— Begin EXTRACTED DATA —
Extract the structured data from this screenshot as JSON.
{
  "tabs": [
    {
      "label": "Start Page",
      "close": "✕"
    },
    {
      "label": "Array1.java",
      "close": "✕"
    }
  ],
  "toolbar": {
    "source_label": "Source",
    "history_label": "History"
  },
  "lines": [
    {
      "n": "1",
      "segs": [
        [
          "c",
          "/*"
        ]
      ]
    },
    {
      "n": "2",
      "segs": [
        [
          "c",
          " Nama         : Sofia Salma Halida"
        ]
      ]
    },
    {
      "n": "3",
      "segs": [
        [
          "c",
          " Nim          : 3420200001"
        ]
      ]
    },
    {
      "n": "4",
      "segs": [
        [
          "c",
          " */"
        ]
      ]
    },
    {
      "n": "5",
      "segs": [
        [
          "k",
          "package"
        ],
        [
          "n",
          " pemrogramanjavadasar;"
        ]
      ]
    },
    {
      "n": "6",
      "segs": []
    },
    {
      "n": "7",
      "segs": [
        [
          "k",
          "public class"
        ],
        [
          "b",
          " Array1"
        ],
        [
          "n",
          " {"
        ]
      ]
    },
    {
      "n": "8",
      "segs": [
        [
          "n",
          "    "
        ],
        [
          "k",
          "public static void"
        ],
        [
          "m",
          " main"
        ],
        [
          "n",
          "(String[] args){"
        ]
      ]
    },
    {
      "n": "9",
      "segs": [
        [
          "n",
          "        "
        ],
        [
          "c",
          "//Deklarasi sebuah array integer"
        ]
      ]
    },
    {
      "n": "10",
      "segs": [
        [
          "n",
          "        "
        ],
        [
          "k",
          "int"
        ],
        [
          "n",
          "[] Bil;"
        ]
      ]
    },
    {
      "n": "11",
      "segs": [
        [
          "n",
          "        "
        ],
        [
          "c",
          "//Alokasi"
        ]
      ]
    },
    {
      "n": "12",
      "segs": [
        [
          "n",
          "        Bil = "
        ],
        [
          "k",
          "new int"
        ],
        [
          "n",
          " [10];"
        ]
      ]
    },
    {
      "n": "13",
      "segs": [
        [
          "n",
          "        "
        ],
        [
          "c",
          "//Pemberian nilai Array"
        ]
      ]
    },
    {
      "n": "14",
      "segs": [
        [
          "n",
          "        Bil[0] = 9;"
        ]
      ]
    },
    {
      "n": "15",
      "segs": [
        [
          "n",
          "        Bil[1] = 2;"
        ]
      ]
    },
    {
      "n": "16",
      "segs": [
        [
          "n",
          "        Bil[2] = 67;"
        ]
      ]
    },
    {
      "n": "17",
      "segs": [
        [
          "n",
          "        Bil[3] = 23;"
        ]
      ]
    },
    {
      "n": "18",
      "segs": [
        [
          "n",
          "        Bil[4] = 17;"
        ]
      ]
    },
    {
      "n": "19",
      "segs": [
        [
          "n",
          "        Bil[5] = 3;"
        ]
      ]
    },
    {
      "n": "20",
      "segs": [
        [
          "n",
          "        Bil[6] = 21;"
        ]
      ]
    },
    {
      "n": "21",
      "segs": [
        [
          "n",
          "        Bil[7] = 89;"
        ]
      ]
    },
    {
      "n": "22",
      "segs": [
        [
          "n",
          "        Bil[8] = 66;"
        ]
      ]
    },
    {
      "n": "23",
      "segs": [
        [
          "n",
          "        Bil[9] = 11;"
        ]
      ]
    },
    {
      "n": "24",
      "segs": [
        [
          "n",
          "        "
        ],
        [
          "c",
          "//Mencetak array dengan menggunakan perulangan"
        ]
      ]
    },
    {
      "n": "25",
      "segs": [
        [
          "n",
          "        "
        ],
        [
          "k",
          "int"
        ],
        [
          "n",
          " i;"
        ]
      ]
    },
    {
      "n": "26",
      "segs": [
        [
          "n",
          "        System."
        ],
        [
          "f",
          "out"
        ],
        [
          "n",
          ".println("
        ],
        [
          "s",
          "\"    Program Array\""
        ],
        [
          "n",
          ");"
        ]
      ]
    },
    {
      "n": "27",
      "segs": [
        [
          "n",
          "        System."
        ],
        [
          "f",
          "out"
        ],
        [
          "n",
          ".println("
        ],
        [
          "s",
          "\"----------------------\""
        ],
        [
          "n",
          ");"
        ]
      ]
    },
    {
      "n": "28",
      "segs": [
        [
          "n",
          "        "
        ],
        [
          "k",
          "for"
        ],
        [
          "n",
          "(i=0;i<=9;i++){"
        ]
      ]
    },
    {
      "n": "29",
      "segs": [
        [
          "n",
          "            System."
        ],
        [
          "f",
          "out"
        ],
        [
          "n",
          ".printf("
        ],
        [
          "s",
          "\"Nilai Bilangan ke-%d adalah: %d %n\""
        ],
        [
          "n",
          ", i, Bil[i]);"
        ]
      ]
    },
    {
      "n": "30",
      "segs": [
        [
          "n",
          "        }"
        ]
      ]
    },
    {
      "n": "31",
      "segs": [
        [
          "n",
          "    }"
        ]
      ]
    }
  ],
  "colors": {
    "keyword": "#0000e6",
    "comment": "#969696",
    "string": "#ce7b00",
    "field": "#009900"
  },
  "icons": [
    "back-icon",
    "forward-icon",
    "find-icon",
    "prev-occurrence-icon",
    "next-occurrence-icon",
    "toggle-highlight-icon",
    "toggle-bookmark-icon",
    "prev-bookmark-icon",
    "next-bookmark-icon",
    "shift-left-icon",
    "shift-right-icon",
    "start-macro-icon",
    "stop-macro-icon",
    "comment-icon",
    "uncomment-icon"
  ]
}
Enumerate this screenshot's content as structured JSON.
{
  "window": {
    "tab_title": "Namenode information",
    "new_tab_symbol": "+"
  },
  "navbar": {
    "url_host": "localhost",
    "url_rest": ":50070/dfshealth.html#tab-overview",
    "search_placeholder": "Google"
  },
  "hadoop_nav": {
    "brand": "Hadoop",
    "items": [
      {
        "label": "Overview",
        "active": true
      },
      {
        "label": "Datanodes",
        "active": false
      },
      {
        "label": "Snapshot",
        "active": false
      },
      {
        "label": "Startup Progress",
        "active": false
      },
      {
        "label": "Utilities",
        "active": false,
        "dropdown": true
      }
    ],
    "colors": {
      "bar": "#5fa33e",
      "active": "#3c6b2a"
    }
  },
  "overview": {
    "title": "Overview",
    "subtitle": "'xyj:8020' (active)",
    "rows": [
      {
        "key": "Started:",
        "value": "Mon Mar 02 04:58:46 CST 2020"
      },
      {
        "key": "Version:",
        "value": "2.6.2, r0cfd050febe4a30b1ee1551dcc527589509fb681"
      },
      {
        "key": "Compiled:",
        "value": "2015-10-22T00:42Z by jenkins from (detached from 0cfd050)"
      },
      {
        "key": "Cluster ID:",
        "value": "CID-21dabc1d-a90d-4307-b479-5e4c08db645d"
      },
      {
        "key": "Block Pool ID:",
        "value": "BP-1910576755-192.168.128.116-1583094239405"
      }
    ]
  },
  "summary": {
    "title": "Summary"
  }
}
— End EXTRACTED DATA —
— Begin EXTRACTED DATA —
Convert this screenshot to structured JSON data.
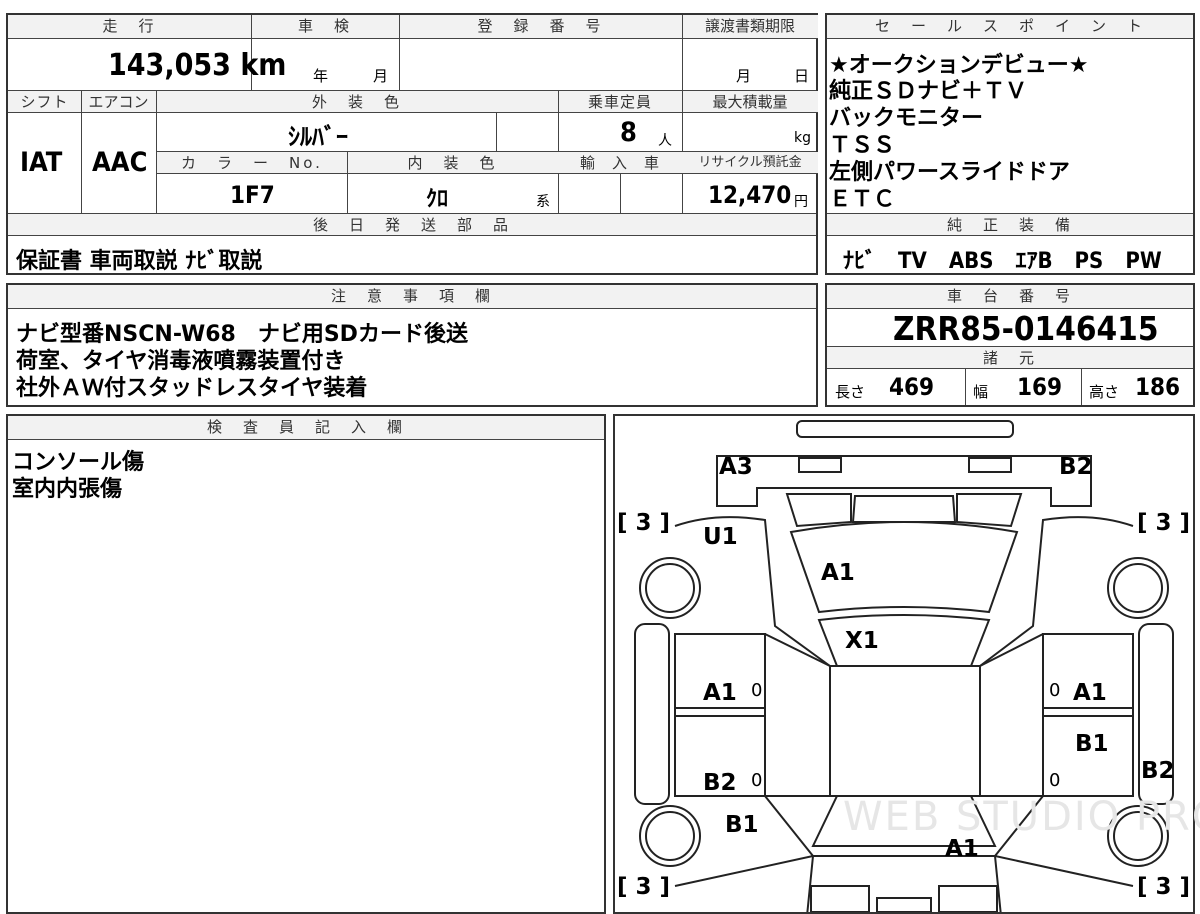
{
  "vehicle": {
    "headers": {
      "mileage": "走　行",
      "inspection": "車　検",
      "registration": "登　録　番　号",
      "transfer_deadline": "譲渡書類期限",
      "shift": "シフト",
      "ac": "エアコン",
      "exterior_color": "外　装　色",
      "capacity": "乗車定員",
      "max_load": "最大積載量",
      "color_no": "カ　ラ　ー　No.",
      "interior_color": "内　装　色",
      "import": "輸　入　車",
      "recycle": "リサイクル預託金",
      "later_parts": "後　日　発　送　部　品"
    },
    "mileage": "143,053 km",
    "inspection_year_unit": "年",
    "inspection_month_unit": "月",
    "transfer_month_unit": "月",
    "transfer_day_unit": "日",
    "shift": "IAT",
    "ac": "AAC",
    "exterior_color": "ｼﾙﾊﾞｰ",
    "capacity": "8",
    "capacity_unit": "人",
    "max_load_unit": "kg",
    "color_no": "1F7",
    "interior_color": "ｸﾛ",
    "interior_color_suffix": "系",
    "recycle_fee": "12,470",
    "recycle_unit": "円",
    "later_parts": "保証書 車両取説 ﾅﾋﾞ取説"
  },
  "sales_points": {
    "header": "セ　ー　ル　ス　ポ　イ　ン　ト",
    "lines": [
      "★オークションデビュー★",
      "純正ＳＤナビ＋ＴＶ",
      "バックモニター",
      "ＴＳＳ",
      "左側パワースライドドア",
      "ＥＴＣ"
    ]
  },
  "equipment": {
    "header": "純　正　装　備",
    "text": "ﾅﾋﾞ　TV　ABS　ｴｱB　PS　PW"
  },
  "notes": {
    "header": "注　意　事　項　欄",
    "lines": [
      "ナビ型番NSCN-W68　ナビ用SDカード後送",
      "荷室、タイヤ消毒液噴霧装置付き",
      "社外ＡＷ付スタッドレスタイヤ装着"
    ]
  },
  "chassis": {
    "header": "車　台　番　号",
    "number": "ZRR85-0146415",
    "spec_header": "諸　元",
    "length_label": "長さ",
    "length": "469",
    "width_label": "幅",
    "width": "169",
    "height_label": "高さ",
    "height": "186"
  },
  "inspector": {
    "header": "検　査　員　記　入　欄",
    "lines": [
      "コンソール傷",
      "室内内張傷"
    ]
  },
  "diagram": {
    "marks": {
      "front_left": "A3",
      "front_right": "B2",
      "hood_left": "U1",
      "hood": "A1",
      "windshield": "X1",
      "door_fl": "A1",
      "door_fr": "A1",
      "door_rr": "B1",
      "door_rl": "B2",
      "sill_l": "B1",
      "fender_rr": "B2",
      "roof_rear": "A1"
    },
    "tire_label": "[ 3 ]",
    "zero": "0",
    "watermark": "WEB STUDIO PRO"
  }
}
— End EXTRACTED DATA —
— Begin EXTRACTED DATA —
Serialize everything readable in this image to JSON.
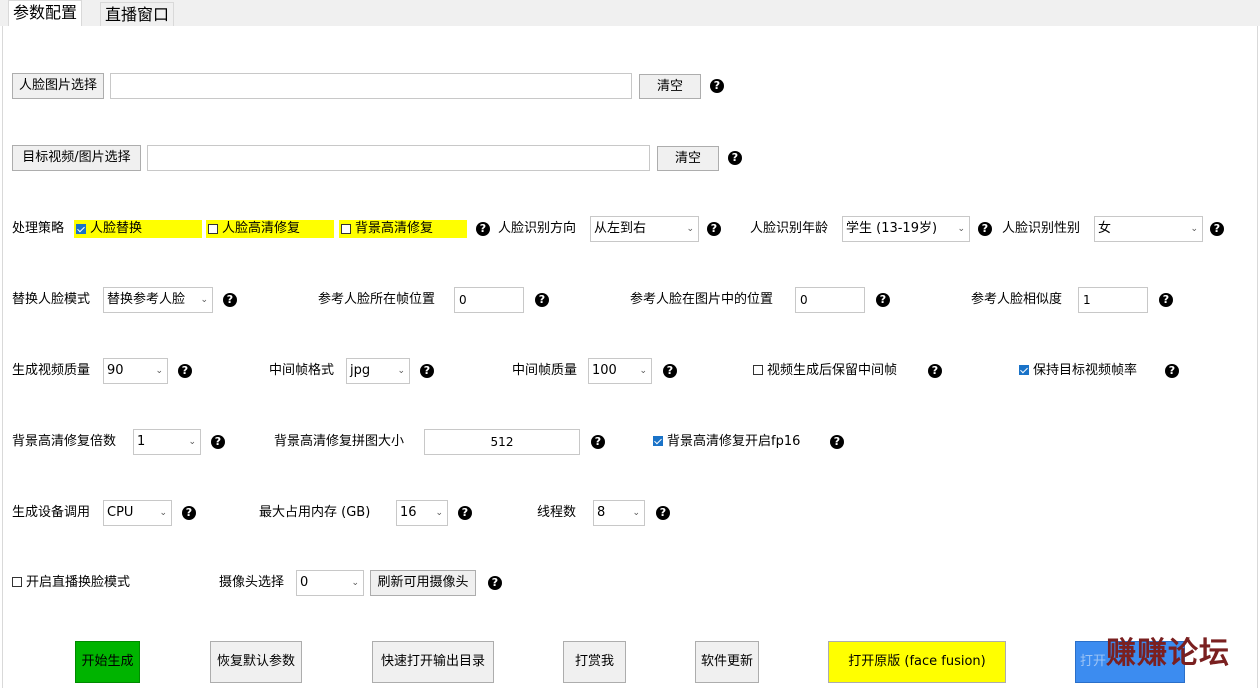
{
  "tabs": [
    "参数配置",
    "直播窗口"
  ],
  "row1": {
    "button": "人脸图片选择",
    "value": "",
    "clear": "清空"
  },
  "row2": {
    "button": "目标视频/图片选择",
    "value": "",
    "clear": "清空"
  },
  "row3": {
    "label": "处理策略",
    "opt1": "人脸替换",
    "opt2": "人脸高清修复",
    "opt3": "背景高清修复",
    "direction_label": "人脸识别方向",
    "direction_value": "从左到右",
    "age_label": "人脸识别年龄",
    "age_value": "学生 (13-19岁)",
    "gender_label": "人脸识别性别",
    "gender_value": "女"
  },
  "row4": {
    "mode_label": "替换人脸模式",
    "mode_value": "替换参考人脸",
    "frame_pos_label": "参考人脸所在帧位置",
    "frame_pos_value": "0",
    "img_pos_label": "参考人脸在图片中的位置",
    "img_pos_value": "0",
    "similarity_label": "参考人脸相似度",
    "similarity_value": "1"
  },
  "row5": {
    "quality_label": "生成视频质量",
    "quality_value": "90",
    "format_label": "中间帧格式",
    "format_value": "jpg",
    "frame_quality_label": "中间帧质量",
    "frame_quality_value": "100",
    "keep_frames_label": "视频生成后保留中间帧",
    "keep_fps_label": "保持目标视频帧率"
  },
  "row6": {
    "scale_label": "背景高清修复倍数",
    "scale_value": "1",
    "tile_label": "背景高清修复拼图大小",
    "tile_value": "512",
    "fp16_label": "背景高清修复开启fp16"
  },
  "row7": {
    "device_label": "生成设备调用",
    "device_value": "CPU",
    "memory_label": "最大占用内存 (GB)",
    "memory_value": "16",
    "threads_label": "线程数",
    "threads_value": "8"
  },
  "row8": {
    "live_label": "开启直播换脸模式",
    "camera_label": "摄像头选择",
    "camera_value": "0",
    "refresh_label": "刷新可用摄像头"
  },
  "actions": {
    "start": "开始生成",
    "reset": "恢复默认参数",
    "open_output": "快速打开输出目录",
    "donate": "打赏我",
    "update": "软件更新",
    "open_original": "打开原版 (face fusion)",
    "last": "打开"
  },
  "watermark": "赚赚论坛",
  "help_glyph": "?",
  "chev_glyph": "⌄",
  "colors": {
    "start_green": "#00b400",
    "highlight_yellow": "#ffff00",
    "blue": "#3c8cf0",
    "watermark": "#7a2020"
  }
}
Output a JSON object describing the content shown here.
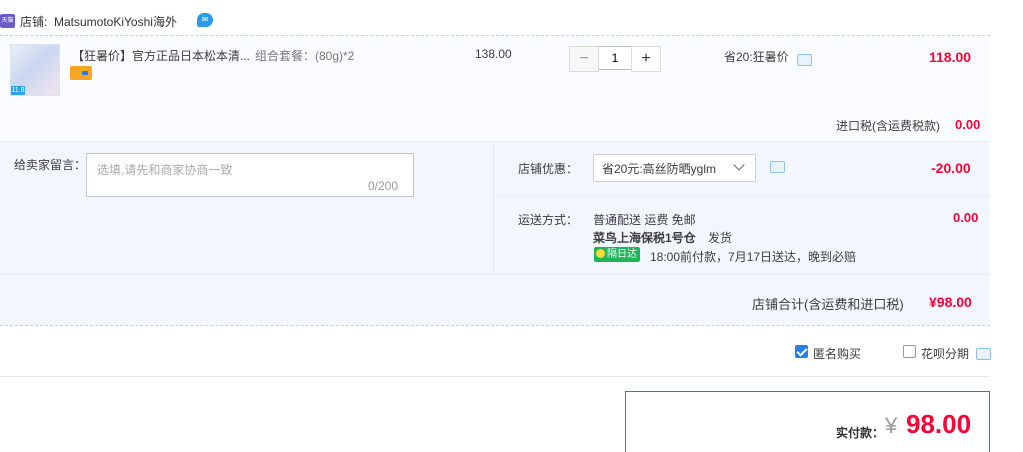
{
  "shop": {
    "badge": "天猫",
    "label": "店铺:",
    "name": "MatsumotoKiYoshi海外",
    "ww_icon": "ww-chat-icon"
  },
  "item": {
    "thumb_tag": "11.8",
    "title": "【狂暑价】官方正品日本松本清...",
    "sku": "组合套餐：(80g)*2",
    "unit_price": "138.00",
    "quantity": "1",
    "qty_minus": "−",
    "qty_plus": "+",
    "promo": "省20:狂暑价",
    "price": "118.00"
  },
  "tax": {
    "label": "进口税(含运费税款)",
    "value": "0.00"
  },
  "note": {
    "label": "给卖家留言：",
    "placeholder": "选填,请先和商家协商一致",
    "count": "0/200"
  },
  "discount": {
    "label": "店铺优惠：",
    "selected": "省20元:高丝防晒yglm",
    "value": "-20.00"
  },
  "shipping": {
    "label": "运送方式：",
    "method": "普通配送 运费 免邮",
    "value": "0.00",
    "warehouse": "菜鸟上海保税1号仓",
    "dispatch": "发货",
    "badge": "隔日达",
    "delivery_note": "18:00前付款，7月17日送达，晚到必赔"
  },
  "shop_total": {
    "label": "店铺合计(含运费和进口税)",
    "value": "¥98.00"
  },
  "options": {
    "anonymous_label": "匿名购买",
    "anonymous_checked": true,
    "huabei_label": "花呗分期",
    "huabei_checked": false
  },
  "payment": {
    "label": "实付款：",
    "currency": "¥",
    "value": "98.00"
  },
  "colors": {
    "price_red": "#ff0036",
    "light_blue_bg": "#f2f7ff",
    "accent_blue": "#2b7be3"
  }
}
— End EXTRACTED DATA —
> _REQUIREMENTS_
Pull out each line of the listing that holds the string "toggle".

> _RESPONSE TO THE EXERCISE_
    "toggle-highlight-icon",
    "toggle-bookmark-icon",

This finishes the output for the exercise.